Work to complete:
Present each line of the entries below that holds the word "performance".

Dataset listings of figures
↓
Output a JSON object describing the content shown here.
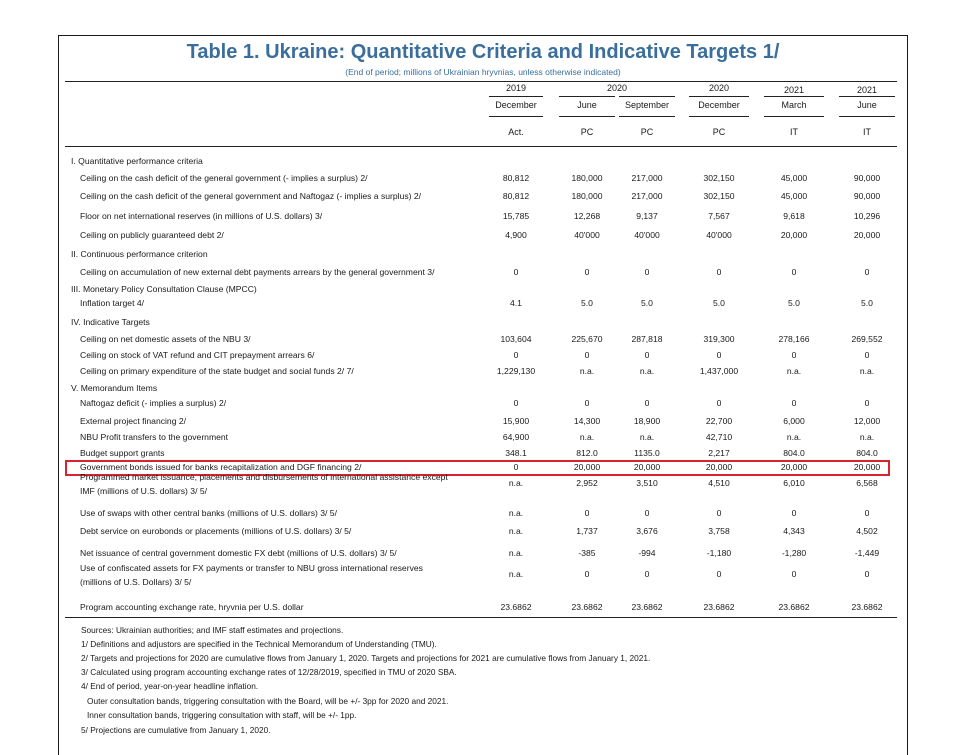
{
  "title": "Table 1. Ukraine: Quantitative Criteria and Indicative Targets 1/",
  "subtitle": "(End of period; millions of Ukrainian hryvnias, unless otherwise indicated)",
  "columns": [
    {
      "year": "2019",
      "period": "December",
      "type": "Act."
    },
    {
      "year": "",
      "period": "June",
      "type": "PC"
    },
    {
      "year": "",
      "period": "September",
      "type": "PC"
    },
    {
      "year": "2020",
      "period": "December",
      "type": "PC"
    },
    {
      "year": "2021",
      "period": "March",
      "type": "IT"
    },
    {
      "year": "2021",
      "period": "June",
      "type": "IT"
    }
  ],
  "year_2020_span": "2020",
  "rows": [
    {
      "label": "I. Quantitative performance criteria",
      "section": true,
      "values": []
    },
    {
      "label": "Ceiling on the cash deficit of the general government (- implies a surplus) 2/",
      "values": [
        "80,812",
        "180,000",
        "217,000",
        "302,150",
        "45,000",
        "90,000"
      ]
    },
    {
      "label": "Ceiling on the cash deficit of the general government and Naftogaz (- implies a surplus) 2/",
      "values": [
        "80,812",
        "180,000",
        "217,000",
        "302,150",
        "45,000",
        "90,000"
      ]
    },
    {
      "label": "Floor on net international reserves (in millions of U.S. dollars) 3/",
      "values": [
        "15,785",
        "12,268",
        "9,137",
        "7,567",
        "9,618",
        "10,296"
      ]
    },
    {
      "label": "Ceiling on publicly guaranteed debt 2/",
      "values": [
        "4,900",
        "40'000",
        "40'000",
        "40'000",
        "20,000",
        "20,000"
      ]
    },
    {
      "label": "II. Continuous performance criterion",
      "section": true,
      "values": []
    },
    {
      "label": "Ceiling on accumulation of new external debt payments arrears by the general government 3/",
      "values": [
        "0",
        "0",
        "0",
        "0",
        "0",
        "0"
      ]
    },
    {
      "label": "III. Monetary Policy Consultation Clause (MPCC)",
      "section": true,
      "values": []
    },
    {
      "label": "Inflation target 4/",
      "values": [
        "4.1",
        "5.0",
        "5.0",
        "5.0",
        "5.0",
        "5.0"
      ]
    },
    {
      "label": "IV. Indicative Targets",
      "section": true,
      "values": []
    },
    {
      "label": "Ceiling on net domestic assets of the NBU 3/",
      "values": [
        "103,604",
        "225,670",
        "287,818",
        "319,300",
        "278,166",
        "269,552"
      ]
    },
    {
      "label": "Ceiling on stock of VAT refund and CIT prepayment arrears 6/",
      "values": [
        "0",
        "0",
        "0",
        "0",
        "0",
        "0"
      ]
    },
    {
      "label": "Ceiling on primary expenditure of the state budget and social funds 2/ 7/",
      "values": [
        "1,229,130",
        "n.a.",
        "n.a.",
        "1,437,000",
        "n.a.",
        "n.a."
      ]
    },
    {
      "label": "V. Memorandum Items",
      "section": true,
      "values": []
    },
    {
      "label": "Naftogaz deficit (- implies a surplus) 2/",
      "values": [
        "0",
        "0",
        "0",
        "0",
        "0",
        "0"
      ]
    },
    {
      "label": "External project financing  2/",
      "values": [
        "15,900",
        "14,300",
        "18,900",
        "22,700",
        "6,000",
        "12,000"
      ]
    },
    {
      "label": "NBU Profit transfers to the government",
      "values": [
        "64,900",
        "n.a.",
        "n.a.",
        "42,710",
        "n.a.",
        "n.a."
      ]
    },
    {
      "label": "Budget support grants",
      "values": [
        "348.1",
        "812.0",
        "1135.0",
        "2,217",
        "804.0",
        "804.0"
      ]
    },
    {
      "label": "Government bonds issued for banks recapitalization and DGF financing 2/",
      "values": [
        "0",
        "20,000",
        "20,000",
        "20,000",
        "20,000",
        "20,000"
      ],
      "highlight": true
    },
    {
      "label": "Programmed market issuance, placements and disbursements of international assistance except",
      "label2": "IMF (millions of U.S. dollars) 3/ 5/",
      "values": [
        "n.a.",
        "2,952",
        "3,510",
        "4,510",
        "6,010",
        "6,568"
      ]
    },
    {
      "label": "Use of swaps with other central banks (millions of U.S. dollars) 3/ 5/",
      "values": [
        "n.a.",
        "0",
        "0",
        "0",
        "0",
        "0"
      ]
    },
    {
      "label": "Debt service on eurobonds or placements (millions of U.S. dollars) 3/ 5/",
      "values": [
        "n.a.",
        "1,737",
        "3,676",
        "3,758",
        "4,343",
        "4,502"
      ]
    },
    {
      "label": "Net issuance of central government domestic FX debt (millions of U.S. dollars) 3/ 5/",
      "values": [
        "n.a.",
        "-385",
        "-994",
        "-1,180",
        "-1,280",
        "-1,449"
      ]
    },
    {
      "label": "Use of confiscated assets for FX payments or transfer to NBU gross international reserves",
      "label2": "(millions of U.S. Dollars) 3/ 5/",
      "values": [
        "n.a.",
        "0",
        "0",
        "0",
        "0",
        "0"
      ]
    },
    {
      "label": "Program accounting exchange rate, hryvnia per U.S. dollar",
      "values": [
        "23.6862",
        "23.6862",
        "23.6862",
        "23.6862",
        "23.6862",
        "23.6862"
      ]
    }
  ],
  "notes": [
    "Sources: Ukrainian authorities; and IMF staff estimates and projections.",
    "1/ Definitions and adjustors are specified in the Technical Memorandum of Understanding (TMU).",
    "2/ Targets and projections for 2020 are cumulative flows from January 1, 2020. Targets and projections for 2021 are cumulative flows from January 1, 2021.",
    "3/ Calculated using program accounting exchange rates of 12/28/2019, specified in TMU of 2020 SBA.",
    "4/ End of period, year-on-year headline inflation.",
    "   Outer consultation bands, triggering consultation with the Board, will be +/- 3pp for 2020 and 2021.",
    "   Inner consultation bands, triggering consultation with staff, will be +/- 1pp.",
    "5/ Projections are cumulative from January 1, 2020."
  ],
  "colors": {
    "title": "#3a6e9c",
    "highlight": "#d9232e"
  }
}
↑
Solution to the problem:
      "label": "I. Quantitative performance criteria",
      "label": "II. Continuous performance criterion",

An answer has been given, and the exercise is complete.